◆ Request:
Find the lines in these entries that include the word "xlabel" and state how many there are, with no other words.

◆ Input data:
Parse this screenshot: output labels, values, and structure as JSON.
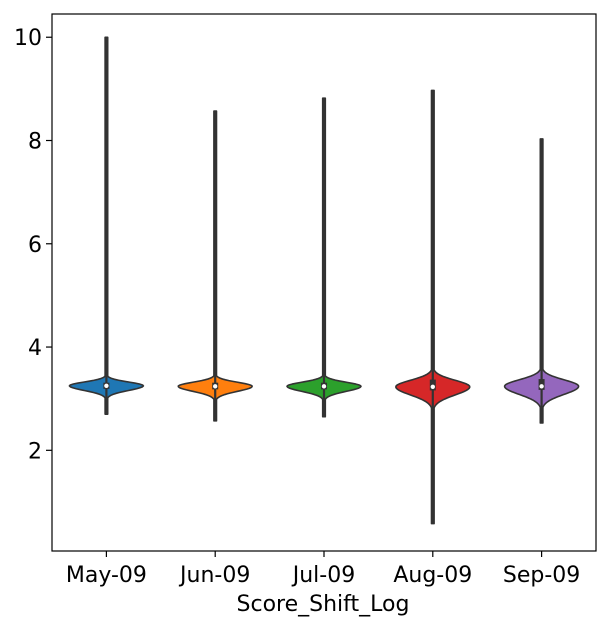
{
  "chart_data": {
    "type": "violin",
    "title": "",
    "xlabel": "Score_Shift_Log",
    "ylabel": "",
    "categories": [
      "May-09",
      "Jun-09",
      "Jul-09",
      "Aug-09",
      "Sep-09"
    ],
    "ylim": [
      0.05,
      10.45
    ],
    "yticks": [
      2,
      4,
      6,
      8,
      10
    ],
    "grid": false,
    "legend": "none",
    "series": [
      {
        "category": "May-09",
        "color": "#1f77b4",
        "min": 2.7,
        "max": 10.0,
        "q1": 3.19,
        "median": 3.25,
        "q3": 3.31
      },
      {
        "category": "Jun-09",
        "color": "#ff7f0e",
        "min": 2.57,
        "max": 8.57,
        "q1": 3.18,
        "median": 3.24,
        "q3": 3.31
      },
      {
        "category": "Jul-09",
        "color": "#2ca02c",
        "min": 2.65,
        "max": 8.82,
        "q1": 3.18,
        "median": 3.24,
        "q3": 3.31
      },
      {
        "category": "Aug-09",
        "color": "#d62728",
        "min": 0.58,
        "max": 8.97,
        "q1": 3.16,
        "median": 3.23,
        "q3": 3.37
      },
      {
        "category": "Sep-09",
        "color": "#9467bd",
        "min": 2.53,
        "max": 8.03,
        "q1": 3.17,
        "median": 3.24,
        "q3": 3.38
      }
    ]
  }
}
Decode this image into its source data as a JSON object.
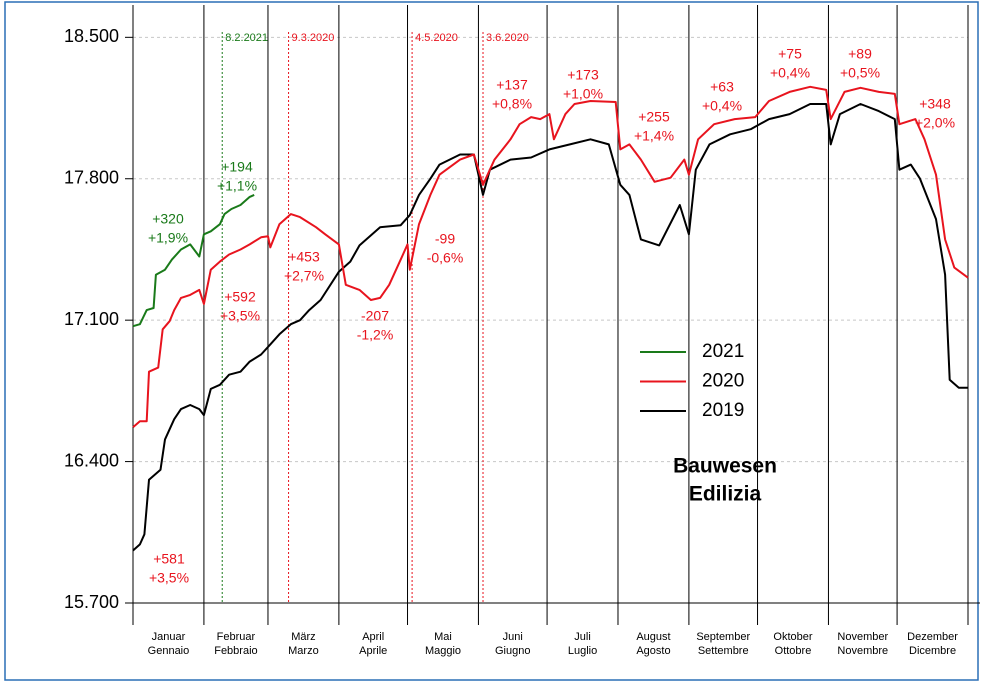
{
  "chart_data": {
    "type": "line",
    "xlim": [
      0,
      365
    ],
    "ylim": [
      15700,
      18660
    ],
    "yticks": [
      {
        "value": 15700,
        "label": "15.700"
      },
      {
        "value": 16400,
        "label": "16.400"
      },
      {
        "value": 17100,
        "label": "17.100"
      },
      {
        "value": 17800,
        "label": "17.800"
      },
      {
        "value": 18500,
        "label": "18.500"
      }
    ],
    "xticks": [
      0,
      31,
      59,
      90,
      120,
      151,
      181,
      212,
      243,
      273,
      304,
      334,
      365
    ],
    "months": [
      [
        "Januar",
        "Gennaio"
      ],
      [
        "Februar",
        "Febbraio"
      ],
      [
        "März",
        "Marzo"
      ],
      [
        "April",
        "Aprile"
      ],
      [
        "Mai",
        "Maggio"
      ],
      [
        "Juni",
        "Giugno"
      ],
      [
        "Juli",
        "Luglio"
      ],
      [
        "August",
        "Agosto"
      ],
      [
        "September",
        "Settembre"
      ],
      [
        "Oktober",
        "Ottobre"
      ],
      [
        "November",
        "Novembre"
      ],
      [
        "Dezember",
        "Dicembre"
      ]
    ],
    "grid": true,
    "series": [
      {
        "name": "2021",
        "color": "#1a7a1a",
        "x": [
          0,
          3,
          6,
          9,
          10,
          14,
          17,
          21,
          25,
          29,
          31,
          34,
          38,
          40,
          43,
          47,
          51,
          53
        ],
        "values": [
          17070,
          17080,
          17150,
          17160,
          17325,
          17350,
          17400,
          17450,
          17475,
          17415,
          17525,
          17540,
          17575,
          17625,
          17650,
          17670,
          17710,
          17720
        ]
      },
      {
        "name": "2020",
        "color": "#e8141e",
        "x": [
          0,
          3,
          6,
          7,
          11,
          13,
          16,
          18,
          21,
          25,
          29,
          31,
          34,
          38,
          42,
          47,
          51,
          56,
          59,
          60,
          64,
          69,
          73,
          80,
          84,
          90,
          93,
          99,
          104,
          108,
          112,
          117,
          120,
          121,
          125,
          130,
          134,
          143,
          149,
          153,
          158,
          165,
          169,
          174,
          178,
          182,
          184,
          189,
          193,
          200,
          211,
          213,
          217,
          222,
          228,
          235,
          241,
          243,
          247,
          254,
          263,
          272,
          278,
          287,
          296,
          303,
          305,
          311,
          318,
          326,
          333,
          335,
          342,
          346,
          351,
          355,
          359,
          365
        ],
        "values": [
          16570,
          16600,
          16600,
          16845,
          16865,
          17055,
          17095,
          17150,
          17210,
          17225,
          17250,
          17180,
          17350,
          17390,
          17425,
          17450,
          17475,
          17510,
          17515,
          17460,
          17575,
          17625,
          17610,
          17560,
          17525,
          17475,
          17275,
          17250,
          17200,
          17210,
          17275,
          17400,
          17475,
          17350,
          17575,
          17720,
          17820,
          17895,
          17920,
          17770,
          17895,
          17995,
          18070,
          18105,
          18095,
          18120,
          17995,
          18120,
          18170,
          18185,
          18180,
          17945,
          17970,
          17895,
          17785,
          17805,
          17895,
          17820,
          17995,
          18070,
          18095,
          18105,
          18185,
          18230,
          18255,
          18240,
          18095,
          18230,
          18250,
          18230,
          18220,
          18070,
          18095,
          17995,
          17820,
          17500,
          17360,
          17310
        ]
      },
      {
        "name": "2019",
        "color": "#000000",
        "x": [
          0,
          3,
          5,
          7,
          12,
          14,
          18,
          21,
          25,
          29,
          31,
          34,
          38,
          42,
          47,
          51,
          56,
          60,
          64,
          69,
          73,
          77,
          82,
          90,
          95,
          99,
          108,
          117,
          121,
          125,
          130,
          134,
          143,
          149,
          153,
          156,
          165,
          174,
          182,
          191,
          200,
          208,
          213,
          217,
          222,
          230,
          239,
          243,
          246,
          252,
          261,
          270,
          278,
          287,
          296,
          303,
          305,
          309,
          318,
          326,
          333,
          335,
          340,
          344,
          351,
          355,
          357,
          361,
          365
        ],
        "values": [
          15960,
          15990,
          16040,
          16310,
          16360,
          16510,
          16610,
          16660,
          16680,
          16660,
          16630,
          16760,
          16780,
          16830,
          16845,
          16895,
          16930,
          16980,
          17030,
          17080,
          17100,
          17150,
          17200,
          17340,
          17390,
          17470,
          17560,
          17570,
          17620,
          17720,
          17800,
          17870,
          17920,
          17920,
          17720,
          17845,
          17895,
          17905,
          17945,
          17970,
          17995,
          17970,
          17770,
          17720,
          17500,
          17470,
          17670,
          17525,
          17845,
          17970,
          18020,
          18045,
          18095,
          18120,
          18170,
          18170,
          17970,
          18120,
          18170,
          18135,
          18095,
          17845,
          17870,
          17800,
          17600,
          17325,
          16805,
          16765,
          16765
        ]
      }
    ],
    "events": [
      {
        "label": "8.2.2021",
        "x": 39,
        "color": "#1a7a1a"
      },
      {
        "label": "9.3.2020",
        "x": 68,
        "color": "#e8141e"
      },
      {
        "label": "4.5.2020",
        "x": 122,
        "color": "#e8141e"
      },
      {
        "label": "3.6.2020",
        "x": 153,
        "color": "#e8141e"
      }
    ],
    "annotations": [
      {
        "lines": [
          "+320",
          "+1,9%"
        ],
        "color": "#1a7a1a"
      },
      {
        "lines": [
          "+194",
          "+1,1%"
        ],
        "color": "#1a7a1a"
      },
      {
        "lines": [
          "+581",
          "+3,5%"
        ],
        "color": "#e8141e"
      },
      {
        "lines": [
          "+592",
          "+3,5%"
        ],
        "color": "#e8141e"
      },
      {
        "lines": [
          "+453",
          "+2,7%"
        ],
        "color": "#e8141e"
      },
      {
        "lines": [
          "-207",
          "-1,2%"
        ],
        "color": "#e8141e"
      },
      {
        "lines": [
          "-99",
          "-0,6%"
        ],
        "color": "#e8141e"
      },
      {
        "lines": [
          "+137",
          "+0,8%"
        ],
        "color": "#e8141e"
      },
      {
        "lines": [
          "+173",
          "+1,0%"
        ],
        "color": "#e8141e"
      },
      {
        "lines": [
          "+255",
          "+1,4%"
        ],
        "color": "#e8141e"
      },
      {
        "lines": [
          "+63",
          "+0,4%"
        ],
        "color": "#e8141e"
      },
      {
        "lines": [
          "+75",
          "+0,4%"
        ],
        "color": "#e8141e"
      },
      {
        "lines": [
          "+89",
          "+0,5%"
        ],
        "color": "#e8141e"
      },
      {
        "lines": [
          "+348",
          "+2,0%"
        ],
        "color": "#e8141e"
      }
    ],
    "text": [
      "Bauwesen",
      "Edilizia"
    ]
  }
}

==

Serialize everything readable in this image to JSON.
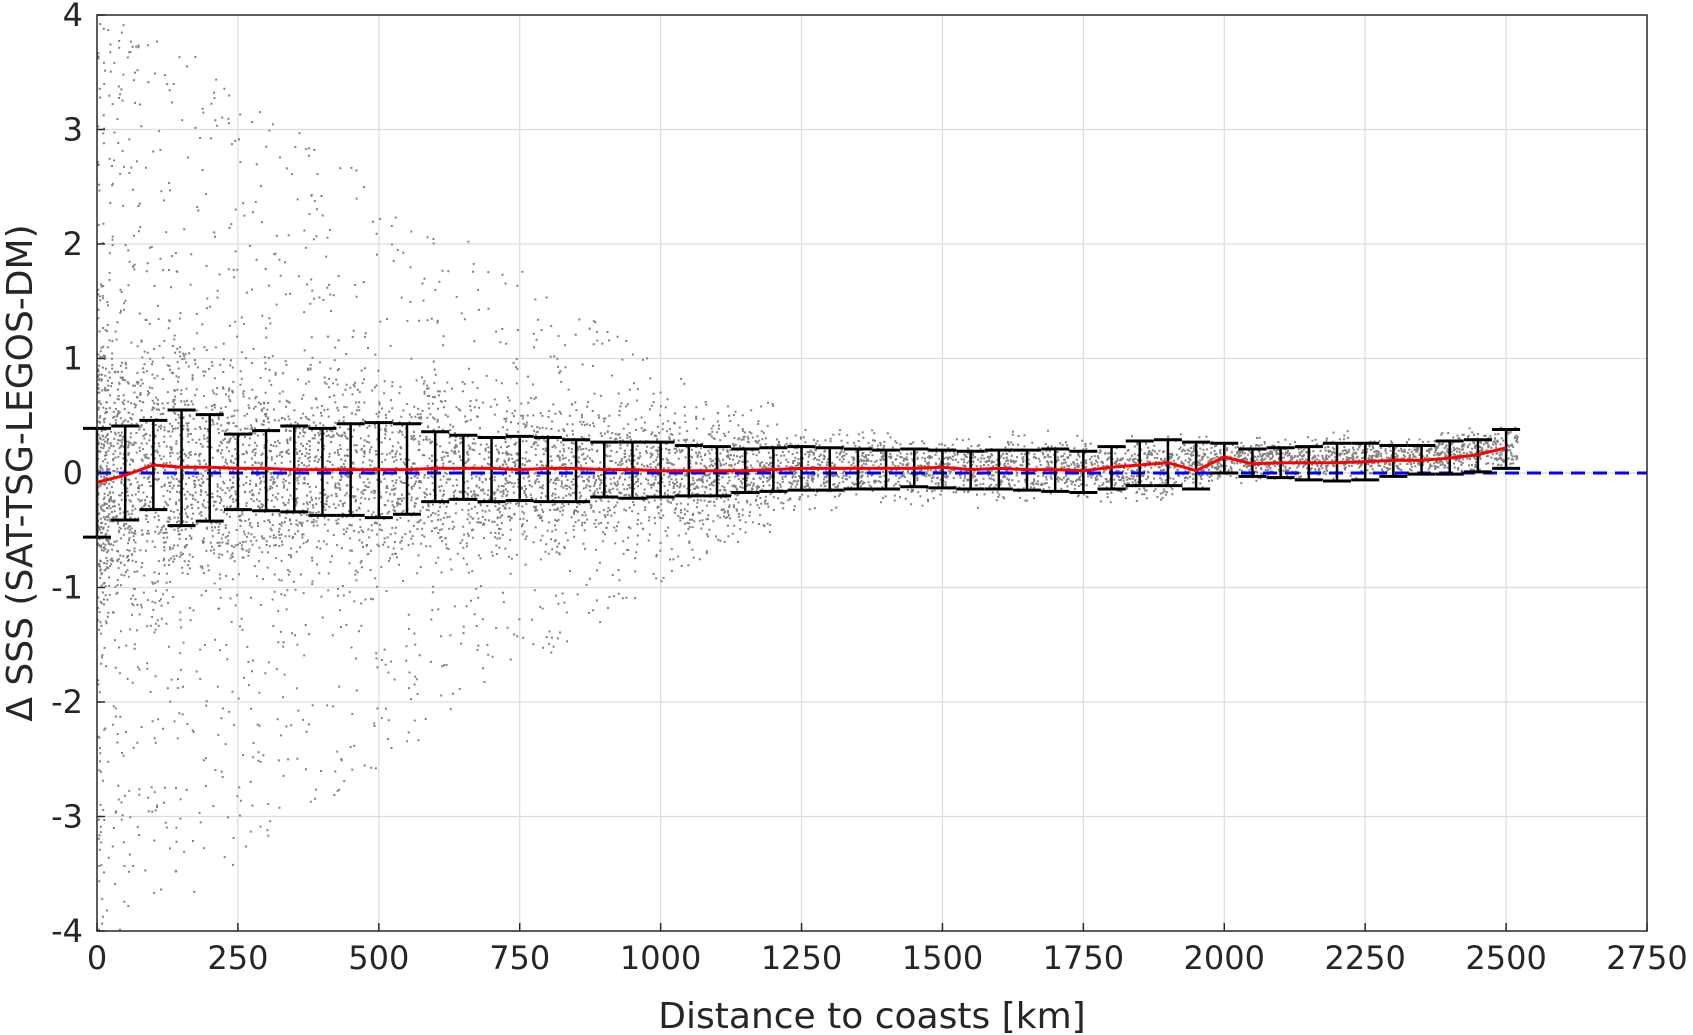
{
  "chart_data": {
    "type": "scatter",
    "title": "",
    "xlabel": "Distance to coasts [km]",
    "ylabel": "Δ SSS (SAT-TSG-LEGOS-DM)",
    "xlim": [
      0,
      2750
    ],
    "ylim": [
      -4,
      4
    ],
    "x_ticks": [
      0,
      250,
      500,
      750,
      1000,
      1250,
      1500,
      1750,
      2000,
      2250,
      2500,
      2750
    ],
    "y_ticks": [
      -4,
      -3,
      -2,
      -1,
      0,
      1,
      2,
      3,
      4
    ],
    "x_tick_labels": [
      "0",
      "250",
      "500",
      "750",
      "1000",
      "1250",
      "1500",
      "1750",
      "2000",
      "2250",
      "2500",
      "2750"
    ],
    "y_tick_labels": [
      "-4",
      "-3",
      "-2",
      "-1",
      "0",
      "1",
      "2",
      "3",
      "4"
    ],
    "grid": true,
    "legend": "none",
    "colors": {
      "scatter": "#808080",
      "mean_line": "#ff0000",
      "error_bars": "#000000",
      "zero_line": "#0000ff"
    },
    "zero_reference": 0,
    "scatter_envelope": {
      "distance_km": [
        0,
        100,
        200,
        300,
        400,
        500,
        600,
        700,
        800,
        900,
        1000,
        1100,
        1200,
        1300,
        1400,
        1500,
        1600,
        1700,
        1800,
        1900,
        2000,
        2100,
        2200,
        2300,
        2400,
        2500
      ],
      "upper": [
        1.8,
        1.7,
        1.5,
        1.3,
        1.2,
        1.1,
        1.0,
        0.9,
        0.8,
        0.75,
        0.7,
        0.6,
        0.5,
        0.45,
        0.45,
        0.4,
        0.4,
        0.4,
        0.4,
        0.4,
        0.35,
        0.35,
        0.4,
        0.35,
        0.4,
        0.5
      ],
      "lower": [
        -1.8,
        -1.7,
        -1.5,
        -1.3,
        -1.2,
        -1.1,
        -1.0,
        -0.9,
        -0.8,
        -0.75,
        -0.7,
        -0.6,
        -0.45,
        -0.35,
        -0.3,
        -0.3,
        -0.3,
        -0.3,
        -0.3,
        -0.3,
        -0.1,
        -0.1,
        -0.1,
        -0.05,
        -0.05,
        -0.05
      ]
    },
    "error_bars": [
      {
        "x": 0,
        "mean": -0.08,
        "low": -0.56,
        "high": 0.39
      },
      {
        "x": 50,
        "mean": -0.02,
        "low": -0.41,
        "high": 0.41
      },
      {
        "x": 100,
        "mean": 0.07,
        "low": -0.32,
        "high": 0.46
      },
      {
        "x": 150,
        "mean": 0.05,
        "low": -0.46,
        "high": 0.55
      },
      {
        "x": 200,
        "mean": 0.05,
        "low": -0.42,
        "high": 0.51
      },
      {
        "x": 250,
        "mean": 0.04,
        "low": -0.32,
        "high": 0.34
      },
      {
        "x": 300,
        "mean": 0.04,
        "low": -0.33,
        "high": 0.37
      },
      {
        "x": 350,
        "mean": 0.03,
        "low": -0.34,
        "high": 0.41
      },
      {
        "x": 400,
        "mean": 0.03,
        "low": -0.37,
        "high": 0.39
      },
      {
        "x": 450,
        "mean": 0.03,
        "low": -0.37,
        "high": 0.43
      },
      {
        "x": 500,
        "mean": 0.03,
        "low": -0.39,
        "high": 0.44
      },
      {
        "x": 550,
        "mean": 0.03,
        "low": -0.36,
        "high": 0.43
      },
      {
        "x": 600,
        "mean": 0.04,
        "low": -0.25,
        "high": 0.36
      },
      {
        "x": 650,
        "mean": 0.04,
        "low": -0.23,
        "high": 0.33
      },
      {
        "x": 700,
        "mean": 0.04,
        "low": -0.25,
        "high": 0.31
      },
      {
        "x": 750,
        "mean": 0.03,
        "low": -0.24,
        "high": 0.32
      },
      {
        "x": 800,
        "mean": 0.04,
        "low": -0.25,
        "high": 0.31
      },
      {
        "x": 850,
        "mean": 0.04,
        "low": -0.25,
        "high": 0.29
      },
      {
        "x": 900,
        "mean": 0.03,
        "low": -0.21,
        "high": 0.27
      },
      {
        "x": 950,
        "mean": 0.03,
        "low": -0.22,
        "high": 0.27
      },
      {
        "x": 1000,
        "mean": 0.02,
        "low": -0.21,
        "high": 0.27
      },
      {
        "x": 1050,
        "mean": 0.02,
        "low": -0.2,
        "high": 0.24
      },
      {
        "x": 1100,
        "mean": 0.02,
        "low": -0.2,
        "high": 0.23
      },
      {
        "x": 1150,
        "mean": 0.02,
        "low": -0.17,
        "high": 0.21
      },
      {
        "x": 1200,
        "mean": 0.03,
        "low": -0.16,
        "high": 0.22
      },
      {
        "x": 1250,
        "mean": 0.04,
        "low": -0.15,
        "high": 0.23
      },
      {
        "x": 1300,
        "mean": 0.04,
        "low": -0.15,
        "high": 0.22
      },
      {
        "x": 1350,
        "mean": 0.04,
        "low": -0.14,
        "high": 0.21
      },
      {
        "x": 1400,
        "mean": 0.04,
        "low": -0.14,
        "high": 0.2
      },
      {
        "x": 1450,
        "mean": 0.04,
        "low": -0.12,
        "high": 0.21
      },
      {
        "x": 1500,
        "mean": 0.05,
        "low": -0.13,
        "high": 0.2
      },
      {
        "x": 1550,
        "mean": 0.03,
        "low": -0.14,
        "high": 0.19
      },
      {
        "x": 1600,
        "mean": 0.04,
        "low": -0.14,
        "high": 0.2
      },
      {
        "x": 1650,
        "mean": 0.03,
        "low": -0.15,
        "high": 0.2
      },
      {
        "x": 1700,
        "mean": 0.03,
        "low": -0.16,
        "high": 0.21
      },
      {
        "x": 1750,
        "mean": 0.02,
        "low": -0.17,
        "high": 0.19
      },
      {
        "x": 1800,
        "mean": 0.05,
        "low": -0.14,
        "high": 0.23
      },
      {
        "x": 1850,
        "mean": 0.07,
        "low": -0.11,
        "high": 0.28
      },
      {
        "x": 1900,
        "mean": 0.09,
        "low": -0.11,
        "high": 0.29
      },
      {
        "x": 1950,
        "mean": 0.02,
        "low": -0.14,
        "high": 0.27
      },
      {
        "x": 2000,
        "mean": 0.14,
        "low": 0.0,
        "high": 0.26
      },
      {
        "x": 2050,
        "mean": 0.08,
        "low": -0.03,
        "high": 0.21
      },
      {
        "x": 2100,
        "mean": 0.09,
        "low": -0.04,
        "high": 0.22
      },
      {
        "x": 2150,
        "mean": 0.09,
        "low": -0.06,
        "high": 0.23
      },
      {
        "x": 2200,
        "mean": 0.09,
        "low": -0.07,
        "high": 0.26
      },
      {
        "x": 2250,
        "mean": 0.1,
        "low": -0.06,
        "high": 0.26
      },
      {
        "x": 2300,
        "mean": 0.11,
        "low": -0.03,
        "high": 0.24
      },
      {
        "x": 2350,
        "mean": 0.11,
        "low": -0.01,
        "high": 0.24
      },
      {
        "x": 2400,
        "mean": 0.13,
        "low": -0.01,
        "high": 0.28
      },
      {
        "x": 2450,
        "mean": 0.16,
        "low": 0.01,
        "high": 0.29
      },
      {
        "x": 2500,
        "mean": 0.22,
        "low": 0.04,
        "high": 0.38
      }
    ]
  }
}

◆ Reply:
2